### TASK INSTRUCTIONS:
Below are some records; retype all of them exactly.
[Begin DATASET ROWS]
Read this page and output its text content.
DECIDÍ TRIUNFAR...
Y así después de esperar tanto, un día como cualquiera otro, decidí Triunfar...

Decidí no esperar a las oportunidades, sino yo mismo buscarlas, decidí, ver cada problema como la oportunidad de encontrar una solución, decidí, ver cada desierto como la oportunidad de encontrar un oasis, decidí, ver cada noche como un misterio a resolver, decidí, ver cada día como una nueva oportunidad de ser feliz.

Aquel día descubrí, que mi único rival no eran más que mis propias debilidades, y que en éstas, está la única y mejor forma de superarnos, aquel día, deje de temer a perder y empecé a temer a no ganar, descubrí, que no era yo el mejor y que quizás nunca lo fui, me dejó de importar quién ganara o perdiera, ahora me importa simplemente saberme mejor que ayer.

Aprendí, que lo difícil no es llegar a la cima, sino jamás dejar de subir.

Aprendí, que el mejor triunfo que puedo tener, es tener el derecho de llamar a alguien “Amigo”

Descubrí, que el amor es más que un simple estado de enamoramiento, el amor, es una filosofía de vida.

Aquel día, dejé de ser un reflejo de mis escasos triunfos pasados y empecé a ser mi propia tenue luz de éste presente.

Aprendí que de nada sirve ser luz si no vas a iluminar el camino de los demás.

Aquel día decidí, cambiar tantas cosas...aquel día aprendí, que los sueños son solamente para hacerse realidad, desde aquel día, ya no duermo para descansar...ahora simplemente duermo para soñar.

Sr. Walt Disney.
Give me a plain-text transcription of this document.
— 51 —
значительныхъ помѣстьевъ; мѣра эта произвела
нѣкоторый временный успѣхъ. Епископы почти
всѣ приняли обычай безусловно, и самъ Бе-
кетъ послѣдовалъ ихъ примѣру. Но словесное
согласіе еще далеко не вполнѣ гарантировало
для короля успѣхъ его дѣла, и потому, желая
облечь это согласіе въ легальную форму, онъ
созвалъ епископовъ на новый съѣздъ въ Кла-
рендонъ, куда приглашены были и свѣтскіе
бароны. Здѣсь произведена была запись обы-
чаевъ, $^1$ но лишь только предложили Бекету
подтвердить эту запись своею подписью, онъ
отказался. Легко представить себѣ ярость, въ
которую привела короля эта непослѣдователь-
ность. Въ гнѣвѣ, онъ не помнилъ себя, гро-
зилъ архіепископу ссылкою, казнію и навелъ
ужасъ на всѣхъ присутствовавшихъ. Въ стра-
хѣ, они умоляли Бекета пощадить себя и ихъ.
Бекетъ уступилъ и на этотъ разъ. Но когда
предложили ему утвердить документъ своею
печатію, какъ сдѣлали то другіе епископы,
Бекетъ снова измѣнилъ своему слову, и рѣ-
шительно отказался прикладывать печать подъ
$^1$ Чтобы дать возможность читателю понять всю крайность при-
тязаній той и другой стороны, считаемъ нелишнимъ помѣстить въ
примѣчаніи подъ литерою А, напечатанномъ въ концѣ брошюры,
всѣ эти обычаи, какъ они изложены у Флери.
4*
[End DATASET ROWS]
### EXERCISE RESULT:
Read this page and output its text content.
DECIDÍ TRIUNFAR...
Y así después de esperar tanto, un día como cualquiera otro, decidí Triunfar...

Decidí no esperar a las oportunidades, sino yo mismo buscarlas, decidí, ver cada problema como la oportunidad de encontrar una solución, decidí, ver cada desierto como la oportunidad de encontrar un oasis, decidí, ver cada noche como un misterio a resolver, decidí, ver cada día como una nueva oportunidad de ser feliz.

Aquel día descubrí, que mi único rival no eran más que mis propias debilidades, y que en éstas, está la única y mejor forma de superarnos, aquel día, deje de temer a perder y empecé a temer a no ganar, descubrí, que no era yo el mejor y que quizás nunca lo fui, me dejó de importar quién ganara o perdiera, ahora me importa simplemente saberme mejor que ayer.

Aprendí, que lo difícil no es llegar a la cima, sino jamás dejar de subir.

Aprendí, que el mejor triunfo que puedo tener, es tener el derecho de llamar a alguien “Amigo”

Descubrí, que el amor es más que un simple estado de enamoramiento, el amor, es una filosofía de vida.

Aquel día, dejé de ser un reflejo de mis escasos triunfos pasados y empecé a ser mi propia tenue luz de éste presente.

Aprendí que de nada sirve ser luz si no vas a iluminar el camino de los demás.

Aquel día decidí, cambiar tantas cosas...aquel día aprendí, que los sueños son solamente para hacerse realidad, desde aquel día, ya no duermo para descansar...ahora simplemente duermo para soñar.

Sr. Walt Disney.
Give me a plain-text transcription of this document.
— 51 —
значительныхъ помѣстьевъ; мѣра эта произвела
нѣкоторый временный успѣхъ. Епископы почти
всѣ приняли обычай безусловно, и самъ Бе-
кетъ послѣдовалъ ихъ примѣру. Но словесное
согласіе еще далеко не вполнѣ гарантировало
для короля успѣхъ его дѣла, и потому, желая
облечь это согласіе въ легальную форму, онъ
созвалъ епископовъ на новый съѣздъ въ Кла-
рендонъ, куда приглашены были и свѣтскіе
бароны. Здѣсь произведена была запись обы-
чаевъ, $^1$ но лишь только предложили Бекету
подтвердить эту запись своею подписью, онъ
отказался. Легко представить себѣ ярость, въ
которую привела короля эта непослѣдователь-
ность. Въ гнѣвѣ, онъ не помнилъ себя, гро-
зилъ архіепископу ссылкою, казнію и навелъ
ужасъ на всѣхъ присутствовавшихъ. Въ стра-
хѣ, они умоляли Бекета пощадить себя и ихъ.
Бекетъ уступилъ и на этотъ разъ. Но когда
предложили ему утвердить документъ своею
печатію, какъ сдѣлали то другіе епископы,
Бекетъ снова измѣнилъ своему слову, и рѣ-
шительно отказался прикладывать печать подъ
$^1$ Чтобы дать возможность читателю понять всю крайность при-
тязаній той и другой стороны, считаемъ нелишнимъ помѣстить въ
примѣчаніи подъ литерою А, напечатанномъ въ концѣ брошюры,
всѣ эти обычаи, какъ они изложены у Флери.
4*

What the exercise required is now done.